[start of EXCERPT TO READ]
2008 Asia - Telecoms, Mobile and Broadband in Indonesia and Timor Leste

Publication Overview

This report provides a comprehensive overview of the trends and developments in the telecommunications markets in Indonesia and Timor Leste. Subjects covered include:

  • Key Statistics;
  • Market and Industry Overviews;
  • Regulatory Environment;
  • Major Players (fixed and mobile);
  • Infrastructure;
  • Mobile Voice and Data Markets;
  • Internet, including VoIP;
  • Broadband (DSL, cable modem, wireless).

 

Researcher:- Peter Evans

Current publication date:- July 2008 (14th Edition)

Next publication date:- July 2009

 

Executive Summary

Indonesia

Indonesia continues to see its telecommunications sector grow, despite the occasional setback. The country of around 250 million people is obviously a huge potential market; however, it has some particularly big challenges to confront in building the necessary telecommunications infrastructure to cover a uniquely complex geography. At the same time, the nation has had to deal with a range of social, political and economic issues that have been proving problematic.

The government has been gradually reshaping the telecom industry, a process that took on a new impetus following the Asian economic crisis of the late 1990s. In more recent times, Indonesia has been experiencing healthy sustained growth in subscriber numbers and revenues. While fixed-line teledensity remains disconcertingly low (just over 8% in early 2008), the advent of fixed wireless services has boosted the growth rate in the last few years and provided much-needed basic telephone services to previously unserved communities. The roll-out of fixed wireless infrastructure has been well supported by the operators with Bakrie Telecom and PT Telkom leading the way. Although the statistics were somewhat imprecise, by end-2007 fixed wireless services made up about half the total fixed-line subscriber base.

In the meantime, Indonesia’s mobile market continues to grow, expanding at an annual rate of close to 50%. By early 2008 the total mobile subscriber base had passed 90 million, up from 12 million just six years earlier. While the country’s mobile penetration was suddenly approaching 40%, the industry view was that there was still considerable potential for further growth in the market. It was expected that the milestone of 120 million mobile subscribers would be reached by end-2008. At the same time market interest started to focus on the 3G services already being offered by five operators. Telkomsel was indeed making its presence felt in the market, claiming about 80% of the five million 3G subscribers at end-2007.

The number of Internet users in Indonesia was estimated at more than 25 million by early 2008, representing a relatively low penetration of 10%. The Internet subscription market was generally depressed with less than 4 million subscribers reported in early 2008. Broadband Internet access was virtually non-existent. While the government was continuing to promote greater use of online services, these efforts appeared to have little impact.
[end of EXCERPT TO READ]
[start of MATERIAL]
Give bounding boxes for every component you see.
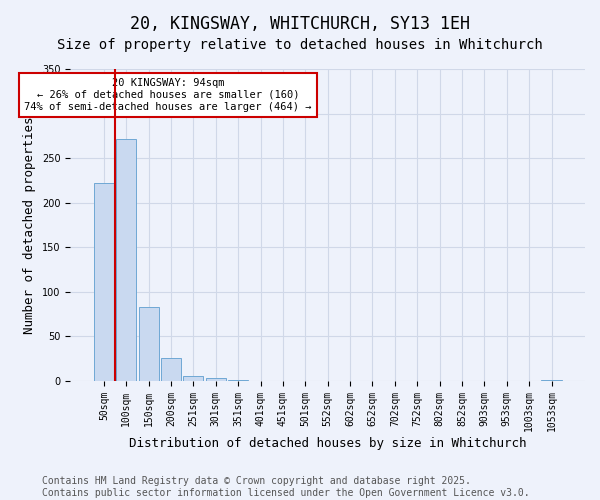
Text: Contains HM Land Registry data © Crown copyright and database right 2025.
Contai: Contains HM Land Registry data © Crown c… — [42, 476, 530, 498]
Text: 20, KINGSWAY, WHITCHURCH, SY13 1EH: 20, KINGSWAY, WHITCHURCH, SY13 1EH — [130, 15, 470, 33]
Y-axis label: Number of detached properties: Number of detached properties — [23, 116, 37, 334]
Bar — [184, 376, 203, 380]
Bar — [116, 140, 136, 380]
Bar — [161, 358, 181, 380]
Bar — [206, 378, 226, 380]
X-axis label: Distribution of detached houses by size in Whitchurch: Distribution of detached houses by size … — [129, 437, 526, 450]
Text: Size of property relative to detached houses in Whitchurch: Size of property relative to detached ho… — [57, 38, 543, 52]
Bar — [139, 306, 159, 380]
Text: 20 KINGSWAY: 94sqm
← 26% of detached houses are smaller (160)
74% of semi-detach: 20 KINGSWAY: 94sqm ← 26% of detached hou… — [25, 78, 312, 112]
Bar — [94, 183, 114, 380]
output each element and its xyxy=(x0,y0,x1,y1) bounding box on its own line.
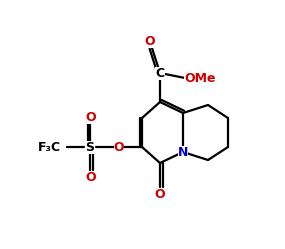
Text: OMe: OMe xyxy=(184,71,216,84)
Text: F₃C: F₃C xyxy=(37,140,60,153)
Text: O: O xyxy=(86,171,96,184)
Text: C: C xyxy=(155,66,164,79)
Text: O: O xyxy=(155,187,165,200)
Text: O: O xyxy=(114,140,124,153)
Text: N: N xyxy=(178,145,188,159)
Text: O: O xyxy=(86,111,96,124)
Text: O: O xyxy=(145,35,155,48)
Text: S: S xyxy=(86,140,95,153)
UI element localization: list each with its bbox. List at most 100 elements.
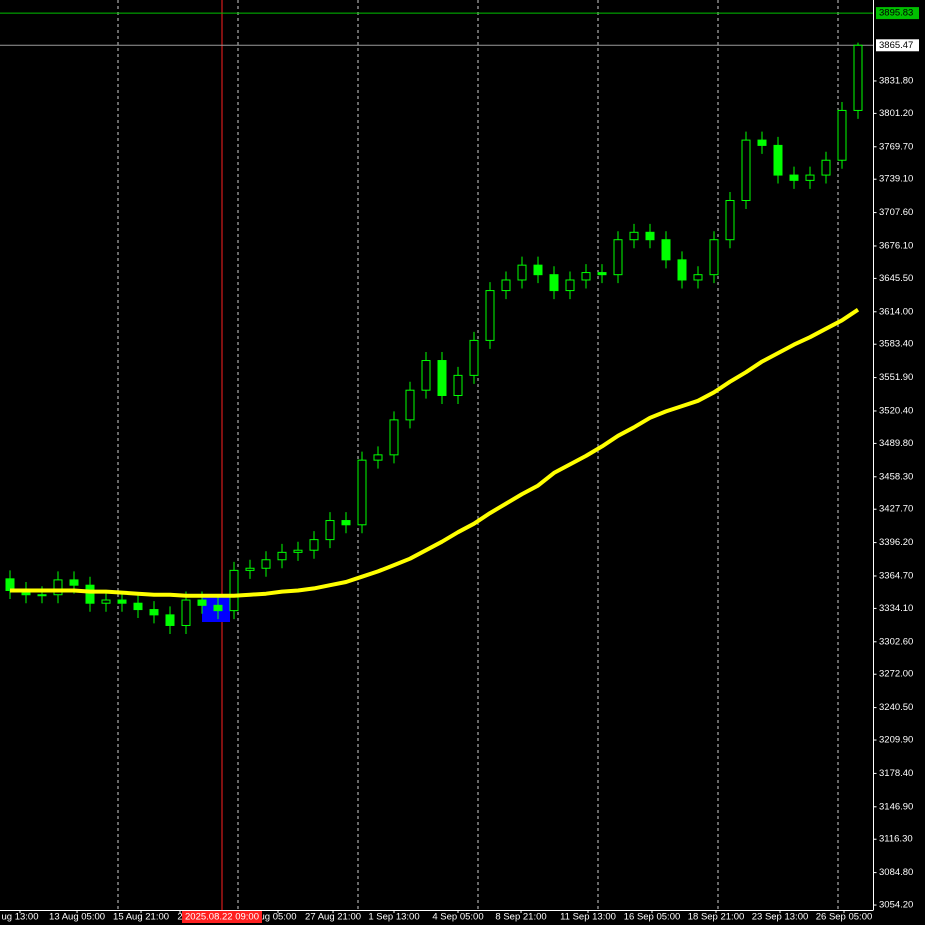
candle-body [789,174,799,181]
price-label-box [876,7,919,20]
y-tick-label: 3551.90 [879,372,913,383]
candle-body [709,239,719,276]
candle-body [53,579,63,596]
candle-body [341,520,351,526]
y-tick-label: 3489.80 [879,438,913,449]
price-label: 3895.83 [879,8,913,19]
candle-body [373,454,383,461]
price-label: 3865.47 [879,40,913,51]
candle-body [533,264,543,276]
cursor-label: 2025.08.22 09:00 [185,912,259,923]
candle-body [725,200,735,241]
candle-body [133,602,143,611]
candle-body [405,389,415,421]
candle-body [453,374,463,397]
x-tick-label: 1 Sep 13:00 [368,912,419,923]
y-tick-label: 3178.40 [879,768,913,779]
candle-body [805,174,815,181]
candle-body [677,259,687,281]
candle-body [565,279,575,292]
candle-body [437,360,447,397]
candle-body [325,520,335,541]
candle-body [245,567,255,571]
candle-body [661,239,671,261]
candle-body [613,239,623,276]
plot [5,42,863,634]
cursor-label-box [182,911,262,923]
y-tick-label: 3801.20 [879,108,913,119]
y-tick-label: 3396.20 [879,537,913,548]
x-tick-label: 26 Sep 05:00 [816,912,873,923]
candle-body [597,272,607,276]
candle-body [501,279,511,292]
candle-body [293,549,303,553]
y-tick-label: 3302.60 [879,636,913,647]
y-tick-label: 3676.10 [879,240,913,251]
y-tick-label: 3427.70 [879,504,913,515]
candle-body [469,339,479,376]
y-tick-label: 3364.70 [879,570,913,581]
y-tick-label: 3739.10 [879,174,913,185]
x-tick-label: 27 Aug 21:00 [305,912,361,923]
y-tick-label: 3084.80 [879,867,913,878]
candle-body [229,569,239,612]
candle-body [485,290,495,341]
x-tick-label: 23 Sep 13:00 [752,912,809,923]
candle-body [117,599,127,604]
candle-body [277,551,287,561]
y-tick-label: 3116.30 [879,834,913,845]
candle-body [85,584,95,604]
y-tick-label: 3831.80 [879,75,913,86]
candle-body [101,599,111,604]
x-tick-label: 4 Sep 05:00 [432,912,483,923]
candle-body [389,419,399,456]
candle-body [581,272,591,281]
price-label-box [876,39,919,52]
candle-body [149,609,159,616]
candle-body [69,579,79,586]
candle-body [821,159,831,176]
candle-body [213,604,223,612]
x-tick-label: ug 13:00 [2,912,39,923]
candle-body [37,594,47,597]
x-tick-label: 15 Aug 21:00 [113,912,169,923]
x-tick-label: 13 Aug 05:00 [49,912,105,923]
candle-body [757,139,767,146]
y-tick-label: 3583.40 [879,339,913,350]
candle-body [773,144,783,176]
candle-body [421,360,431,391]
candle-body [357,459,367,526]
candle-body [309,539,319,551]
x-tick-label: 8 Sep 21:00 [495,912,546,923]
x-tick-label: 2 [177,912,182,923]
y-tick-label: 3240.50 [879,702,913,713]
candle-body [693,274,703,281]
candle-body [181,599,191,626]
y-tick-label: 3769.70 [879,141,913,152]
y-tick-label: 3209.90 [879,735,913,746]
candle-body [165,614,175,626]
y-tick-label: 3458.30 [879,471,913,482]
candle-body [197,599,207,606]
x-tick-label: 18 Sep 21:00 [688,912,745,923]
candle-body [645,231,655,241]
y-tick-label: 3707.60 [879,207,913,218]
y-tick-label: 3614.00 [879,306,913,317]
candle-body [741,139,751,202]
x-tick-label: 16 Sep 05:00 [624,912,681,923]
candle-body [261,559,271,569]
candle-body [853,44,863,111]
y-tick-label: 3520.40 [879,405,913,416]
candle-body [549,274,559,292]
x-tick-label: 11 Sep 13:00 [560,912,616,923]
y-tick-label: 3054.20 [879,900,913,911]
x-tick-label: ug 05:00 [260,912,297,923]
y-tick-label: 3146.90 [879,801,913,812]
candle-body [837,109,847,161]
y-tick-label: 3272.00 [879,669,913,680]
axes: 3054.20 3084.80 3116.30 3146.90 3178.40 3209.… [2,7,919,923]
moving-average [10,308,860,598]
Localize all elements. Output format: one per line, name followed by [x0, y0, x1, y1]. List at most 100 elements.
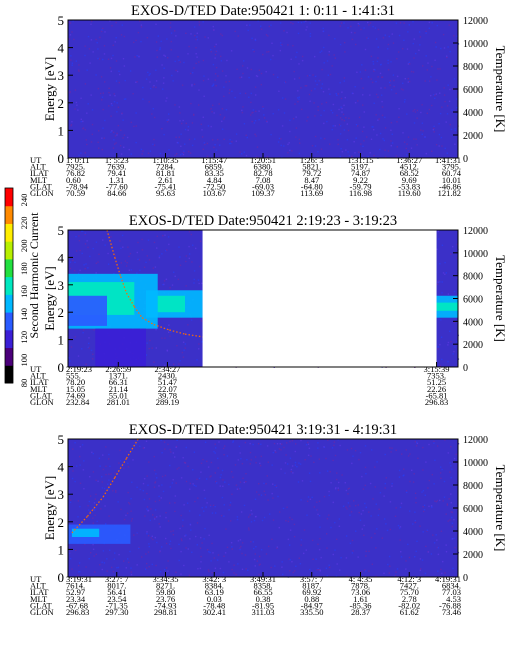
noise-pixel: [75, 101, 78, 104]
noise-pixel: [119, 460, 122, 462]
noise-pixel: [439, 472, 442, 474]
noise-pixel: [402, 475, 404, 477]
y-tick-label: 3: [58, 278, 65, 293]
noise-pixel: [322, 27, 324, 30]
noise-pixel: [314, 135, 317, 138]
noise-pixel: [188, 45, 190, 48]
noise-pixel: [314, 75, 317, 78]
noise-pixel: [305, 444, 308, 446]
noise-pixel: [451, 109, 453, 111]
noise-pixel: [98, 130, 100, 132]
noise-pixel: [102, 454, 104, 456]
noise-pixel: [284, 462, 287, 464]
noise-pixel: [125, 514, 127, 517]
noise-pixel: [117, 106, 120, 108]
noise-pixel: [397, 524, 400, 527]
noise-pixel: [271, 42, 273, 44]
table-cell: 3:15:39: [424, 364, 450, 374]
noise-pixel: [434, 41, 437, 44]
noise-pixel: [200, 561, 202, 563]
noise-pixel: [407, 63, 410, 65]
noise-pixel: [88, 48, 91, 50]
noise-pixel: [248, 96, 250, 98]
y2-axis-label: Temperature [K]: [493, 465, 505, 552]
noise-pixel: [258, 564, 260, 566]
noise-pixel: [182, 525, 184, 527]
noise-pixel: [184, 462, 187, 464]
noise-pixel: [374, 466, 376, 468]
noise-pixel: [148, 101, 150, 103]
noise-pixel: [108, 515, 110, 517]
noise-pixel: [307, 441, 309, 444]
[end of MATERIAL]
» **TASK SET**
[1] Condense the paragraph of the Indonesia telecoms report that begins "In the meantime, Indonesia’s mobile market" into a short bulleted list that keeps its main facts.
[2] Transcribe the Indonesia telecoms report word for word from "In the meantime, Indonesia’s" up to and including "subscribers at end-2007.".
The data above has no role in what you are asked to do.

» **OUTPUTS IN ORDER**
[1]
- Indonesia's mobile market is growing at close to 50% a year.
- Subscribers passed 90 million by early 2008, up from 12 million six years earlier.
- Mobile penetration was approaching 40%, and the industry saw considerable room for further growth.
- The 120 million subscriber mark was expected by end-2008.
- Market interest was turning to 3G services, already offered by five operators.
- Telkomsel claimed about 80% of the five million 3G subscribers at end-2007.

[2]
In the meantime, Indonesia’s mobile market continues to grow, expanding at an annual rate of close to 50%. By early 2008 the total mobile subscriber base had passed 90 million, up from 12 million just six years earlier. While the country’s mobile penetration was suddenly approaching 40%, the industry view was that there was still considerable potential for further growth in the market. It was expected that the milestone of 120 million mobile subscribers would be reached by end-2008. At the same time market interest started to focus on the 3G services already being offered by five operators. Telkomsel was indeed making its presence felt in the market, claiming about 80% of the five million 3G subscribers at end-2007.